(RECORDS SHOWN):
--------

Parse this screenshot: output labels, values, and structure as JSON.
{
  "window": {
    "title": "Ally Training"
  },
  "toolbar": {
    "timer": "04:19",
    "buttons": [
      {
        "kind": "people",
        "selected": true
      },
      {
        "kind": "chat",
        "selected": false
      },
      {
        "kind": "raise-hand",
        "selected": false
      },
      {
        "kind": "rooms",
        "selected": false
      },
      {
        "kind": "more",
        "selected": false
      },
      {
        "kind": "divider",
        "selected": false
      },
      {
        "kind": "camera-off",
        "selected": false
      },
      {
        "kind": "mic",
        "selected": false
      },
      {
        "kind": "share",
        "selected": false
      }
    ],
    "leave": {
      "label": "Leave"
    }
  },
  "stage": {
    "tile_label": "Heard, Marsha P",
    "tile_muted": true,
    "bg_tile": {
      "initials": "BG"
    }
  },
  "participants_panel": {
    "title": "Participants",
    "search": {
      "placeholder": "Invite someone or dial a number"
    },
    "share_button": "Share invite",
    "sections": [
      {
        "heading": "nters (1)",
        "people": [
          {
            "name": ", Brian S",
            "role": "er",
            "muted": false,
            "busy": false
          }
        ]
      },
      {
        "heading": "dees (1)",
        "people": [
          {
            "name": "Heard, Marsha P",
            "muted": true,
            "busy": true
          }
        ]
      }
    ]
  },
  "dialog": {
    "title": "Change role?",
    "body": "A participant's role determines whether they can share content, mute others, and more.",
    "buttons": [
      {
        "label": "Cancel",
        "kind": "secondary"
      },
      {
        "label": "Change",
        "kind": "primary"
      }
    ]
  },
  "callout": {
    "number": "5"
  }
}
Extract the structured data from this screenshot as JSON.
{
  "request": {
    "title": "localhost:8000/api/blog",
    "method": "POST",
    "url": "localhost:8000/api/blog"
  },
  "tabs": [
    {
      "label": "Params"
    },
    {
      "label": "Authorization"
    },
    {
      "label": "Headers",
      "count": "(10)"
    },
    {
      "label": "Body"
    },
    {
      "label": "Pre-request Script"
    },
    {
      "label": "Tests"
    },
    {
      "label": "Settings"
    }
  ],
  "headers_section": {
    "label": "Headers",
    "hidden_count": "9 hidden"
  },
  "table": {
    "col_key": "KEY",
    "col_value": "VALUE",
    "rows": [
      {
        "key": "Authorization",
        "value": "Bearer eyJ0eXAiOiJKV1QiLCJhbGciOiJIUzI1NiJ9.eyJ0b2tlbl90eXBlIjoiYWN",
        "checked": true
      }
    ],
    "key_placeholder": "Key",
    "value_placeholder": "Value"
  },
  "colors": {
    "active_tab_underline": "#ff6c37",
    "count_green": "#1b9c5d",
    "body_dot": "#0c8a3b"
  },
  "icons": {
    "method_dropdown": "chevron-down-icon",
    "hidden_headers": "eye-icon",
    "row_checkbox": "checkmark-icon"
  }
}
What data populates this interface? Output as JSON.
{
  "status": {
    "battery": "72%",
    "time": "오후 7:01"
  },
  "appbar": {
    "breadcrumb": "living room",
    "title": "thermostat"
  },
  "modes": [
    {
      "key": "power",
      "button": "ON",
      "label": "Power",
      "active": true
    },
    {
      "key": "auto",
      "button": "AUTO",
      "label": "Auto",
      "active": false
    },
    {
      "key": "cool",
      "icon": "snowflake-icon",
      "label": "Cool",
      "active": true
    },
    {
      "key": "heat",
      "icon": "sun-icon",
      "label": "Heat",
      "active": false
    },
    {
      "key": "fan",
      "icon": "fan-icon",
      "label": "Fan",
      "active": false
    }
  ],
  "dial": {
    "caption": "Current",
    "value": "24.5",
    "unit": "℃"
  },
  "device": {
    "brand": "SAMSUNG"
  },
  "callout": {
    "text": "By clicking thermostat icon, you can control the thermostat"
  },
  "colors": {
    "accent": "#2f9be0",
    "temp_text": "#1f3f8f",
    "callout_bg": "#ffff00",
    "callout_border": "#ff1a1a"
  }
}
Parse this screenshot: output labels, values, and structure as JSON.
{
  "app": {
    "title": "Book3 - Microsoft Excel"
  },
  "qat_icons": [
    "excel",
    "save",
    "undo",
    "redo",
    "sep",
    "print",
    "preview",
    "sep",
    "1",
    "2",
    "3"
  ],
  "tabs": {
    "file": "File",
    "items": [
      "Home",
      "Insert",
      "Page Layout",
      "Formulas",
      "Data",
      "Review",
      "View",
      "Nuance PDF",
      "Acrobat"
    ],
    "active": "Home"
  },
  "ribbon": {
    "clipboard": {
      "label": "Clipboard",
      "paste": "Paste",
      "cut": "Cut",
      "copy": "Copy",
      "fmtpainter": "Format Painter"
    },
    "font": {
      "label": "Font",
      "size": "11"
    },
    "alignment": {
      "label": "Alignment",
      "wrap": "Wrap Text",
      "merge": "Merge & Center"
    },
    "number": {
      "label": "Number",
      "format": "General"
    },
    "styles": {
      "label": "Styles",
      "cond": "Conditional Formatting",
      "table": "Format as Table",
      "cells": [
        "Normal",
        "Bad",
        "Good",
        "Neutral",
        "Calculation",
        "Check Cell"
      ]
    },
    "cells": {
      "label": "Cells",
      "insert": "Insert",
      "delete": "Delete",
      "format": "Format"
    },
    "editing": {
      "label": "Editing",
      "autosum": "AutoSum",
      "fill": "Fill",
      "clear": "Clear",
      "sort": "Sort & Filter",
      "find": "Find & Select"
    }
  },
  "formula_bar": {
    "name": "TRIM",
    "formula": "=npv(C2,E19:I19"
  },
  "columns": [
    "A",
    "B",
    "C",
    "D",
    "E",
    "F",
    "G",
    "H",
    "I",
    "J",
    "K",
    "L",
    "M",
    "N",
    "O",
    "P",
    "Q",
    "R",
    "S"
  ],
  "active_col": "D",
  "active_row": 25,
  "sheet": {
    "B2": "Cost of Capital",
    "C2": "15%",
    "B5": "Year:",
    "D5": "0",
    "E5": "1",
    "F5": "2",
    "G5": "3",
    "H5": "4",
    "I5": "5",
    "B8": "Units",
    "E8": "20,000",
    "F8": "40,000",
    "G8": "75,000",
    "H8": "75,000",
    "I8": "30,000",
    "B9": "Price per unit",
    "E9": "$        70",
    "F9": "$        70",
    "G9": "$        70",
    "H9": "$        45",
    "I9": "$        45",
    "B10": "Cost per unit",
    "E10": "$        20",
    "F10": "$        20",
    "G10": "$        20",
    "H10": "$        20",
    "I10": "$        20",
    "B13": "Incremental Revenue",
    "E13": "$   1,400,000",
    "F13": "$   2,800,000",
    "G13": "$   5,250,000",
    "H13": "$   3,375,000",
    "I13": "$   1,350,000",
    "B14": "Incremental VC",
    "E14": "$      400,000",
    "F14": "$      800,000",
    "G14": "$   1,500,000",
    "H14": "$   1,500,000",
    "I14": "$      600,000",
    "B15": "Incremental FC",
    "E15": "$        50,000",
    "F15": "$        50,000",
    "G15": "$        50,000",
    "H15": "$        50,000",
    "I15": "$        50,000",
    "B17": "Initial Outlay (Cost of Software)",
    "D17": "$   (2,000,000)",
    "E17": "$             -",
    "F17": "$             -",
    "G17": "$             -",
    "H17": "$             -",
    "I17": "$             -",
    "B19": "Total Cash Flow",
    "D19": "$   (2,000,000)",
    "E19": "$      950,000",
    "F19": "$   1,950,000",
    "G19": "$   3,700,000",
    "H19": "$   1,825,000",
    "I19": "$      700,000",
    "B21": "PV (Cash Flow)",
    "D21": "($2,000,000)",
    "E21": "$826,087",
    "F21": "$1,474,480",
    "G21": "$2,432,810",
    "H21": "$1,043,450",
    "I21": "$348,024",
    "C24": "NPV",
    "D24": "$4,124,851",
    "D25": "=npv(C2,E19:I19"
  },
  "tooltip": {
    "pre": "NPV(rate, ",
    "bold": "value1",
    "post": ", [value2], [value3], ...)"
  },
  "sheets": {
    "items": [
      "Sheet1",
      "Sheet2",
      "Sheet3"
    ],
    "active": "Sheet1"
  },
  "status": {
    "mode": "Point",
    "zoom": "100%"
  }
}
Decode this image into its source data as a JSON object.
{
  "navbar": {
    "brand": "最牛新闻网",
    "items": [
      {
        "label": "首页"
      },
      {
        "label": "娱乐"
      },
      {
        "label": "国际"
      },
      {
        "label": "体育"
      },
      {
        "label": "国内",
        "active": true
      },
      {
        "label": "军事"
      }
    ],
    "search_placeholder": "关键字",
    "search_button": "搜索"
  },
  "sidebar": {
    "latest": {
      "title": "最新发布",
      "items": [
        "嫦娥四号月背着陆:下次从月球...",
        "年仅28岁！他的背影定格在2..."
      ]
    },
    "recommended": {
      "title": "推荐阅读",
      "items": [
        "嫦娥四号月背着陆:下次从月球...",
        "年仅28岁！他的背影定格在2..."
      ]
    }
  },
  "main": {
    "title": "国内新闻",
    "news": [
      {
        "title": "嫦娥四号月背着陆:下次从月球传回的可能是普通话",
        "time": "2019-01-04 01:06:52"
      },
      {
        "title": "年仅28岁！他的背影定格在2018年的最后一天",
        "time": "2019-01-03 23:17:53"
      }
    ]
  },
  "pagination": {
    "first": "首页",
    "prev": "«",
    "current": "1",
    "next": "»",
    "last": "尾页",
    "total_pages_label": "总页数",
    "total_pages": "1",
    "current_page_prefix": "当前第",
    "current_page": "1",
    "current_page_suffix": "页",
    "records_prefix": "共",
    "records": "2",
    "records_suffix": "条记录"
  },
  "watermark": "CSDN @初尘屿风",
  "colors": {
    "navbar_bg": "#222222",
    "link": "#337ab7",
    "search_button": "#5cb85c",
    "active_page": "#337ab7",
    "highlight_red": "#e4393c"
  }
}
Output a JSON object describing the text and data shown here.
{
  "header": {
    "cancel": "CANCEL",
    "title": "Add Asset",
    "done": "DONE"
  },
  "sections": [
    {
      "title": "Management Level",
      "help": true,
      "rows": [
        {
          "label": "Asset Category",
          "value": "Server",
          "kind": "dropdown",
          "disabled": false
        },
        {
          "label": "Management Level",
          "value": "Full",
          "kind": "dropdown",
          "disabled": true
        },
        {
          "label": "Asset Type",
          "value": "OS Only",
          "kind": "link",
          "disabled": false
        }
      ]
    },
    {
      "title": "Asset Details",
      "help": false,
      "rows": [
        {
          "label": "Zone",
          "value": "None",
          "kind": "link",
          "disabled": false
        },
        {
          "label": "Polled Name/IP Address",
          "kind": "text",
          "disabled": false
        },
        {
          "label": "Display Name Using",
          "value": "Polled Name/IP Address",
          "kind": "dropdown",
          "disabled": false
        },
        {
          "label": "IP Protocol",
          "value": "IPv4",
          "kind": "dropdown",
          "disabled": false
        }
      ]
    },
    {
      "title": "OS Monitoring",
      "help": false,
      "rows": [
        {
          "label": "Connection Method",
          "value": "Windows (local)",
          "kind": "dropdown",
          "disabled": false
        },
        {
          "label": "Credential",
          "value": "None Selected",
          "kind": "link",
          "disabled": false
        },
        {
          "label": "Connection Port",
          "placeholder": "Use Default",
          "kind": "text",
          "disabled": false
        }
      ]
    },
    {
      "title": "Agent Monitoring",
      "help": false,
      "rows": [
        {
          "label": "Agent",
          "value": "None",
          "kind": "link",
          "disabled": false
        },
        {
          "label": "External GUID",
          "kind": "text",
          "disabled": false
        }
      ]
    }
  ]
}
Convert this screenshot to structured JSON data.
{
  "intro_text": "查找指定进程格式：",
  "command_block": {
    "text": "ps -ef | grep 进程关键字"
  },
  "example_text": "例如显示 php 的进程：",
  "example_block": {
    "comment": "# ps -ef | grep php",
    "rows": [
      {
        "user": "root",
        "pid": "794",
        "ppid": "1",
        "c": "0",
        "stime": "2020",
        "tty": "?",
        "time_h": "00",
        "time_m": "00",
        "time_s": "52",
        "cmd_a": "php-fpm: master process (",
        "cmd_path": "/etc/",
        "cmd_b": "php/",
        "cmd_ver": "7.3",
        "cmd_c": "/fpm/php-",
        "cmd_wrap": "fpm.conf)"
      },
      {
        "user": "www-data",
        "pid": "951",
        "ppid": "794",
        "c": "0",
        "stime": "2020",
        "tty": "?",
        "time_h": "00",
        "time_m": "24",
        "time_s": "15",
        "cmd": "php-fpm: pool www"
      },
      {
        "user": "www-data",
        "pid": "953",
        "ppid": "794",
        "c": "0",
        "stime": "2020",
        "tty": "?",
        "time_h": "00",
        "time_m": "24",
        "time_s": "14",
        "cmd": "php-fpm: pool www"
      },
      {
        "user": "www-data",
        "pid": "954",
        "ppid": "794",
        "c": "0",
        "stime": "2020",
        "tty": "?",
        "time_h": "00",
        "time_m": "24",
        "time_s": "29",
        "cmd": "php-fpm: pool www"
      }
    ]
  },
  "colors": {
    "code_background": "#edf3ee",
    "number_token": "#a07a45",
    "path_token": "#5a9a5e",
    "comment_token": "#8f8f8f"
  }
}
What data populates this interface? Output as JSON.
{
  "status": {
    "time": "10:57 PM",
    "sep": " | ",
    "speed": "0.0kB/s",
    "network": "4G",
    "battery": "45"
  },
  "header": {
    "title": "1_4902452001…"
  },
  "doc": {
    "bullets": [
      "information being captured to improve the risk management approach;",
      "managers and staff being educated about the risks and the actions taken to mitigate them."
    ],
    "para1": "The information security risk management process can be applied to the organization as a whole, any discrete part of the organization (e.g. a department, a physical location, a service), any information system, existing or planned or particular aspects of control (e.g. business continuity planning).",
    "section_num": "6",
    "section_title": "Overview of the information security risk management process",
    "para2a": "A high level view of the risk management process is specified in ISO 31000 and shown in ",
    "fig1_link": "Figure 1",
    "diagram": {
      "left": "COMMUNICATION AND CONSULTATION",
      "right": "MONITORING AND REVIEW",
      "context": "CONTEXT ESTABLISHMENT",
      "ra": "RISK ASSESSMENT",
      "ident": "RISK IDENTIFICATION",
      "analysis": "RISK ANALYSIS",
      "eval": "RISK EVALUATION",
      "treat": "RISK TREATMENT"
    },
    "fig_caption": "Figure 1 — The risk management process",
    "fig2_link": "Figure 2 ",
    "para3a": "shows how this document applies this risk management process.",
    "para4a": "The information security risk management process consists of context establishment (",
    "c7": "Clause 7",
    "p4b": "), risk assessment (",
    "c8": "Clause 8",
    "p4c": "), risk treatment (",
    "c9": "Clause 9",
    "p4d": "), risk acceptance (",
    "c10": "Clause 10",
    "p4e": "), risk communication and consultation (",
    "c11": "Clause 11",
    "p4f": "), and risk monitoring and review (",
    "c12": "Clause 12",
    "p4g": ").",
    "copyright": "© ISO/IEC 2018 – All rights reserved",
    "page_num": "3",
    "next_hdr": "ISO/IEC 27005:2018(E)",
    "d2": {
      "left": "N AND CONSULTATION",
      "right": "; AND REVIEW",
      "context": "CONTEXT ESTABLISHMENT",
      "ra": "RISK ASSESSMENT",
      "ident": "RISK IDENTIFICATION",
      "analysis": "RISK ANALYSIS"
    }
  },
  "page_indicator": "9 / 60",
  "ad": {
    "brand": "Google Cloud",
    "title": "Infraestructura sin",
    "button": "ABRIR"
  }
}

--------

Using the entries above, return each line that includes the word "grep".

(RESULT):
    "text": "ps -ef | grep 进程关键字"
    "comment": "# ps -ef | grep php",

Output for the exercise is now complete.